Task objective
Print out each entry below exactly, please.

Material for this task
+===+
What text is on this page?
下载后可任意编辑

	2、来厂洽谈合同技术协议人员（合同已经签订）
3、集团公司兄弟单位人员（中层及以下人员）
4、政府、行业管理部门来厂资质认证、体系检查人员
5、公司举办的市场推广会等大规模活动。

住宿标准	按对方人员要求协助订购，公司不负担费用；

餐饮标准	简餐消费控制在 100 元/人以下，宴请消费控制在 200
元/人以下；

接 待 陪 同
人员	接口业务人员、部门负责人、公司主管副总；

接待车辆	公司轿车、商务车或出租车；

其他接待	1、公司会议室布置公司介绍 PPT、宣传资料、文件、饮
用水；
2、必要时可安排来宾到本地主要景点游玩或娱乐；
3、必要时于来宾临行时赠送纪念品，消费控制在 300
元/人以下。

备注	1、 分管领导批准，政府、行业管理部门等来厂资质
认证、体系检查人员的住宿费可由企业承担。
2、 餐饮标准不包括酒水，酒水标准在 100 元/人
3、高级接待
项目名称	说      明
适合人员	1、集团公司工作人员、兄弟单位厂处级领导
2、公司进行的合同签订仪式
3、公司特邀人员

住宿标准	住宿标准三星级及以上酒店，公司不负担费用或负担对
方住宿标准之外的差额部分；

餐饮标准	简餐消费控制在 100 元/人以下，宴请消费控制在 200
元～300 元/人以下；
+===+
Result
What text is on this page?
下载后可任意编辑

	2、来厂洽谈合同技术协议人员（合同已经签订）
3、集团公司兄弟单位人员（中层及以下人员）
4、政府、行业管理部门来厂资质认证、体系检查人员
5、公司举办的市场推广会等大规模活动。

住宿标准	按对方人员要求协助订购，公司不负担费用；

餐饮标准	简餐消费控制在 100 元/人以下，宴请消费控制在 200
元/人以下；

接 待 陪 同
人员	接口业务人员、部门负责人、公司主管副总；

接待车辆	公司轿车、商务车或出租车；

其他接待	1、公司会议室布置公司介绍 PPT、宣传资料、文件、饮
用水；
2、必要时可安排来宾到本地主要景点游玩或娱乐；
3、必要时于来宾临行时赠送纪念品，消费控制在 300
元/人以下。

备注	1、 分管领导批准，政府、行业管理部门等来厂资质
认证、体系检查人员的住宿费可由企业承担。
2、 餐饮标准不包括酒水，酒水标准在 100 元/人
3、高级接待
项目名称	说      明
适合人员	1、集团公司工作人员、兄弟单位厂处级领导
2、公司进行的合同签订仪式
3、公司特邀人员

住宿标准	住宿标准三星级及以上酒店，公司不负担费用或负担对
方住宿标准之外的差额部分；

餐饮标准	简餐消费控制在 100 元/人以下，宴请消费控制在 200
元～300 元/人以下；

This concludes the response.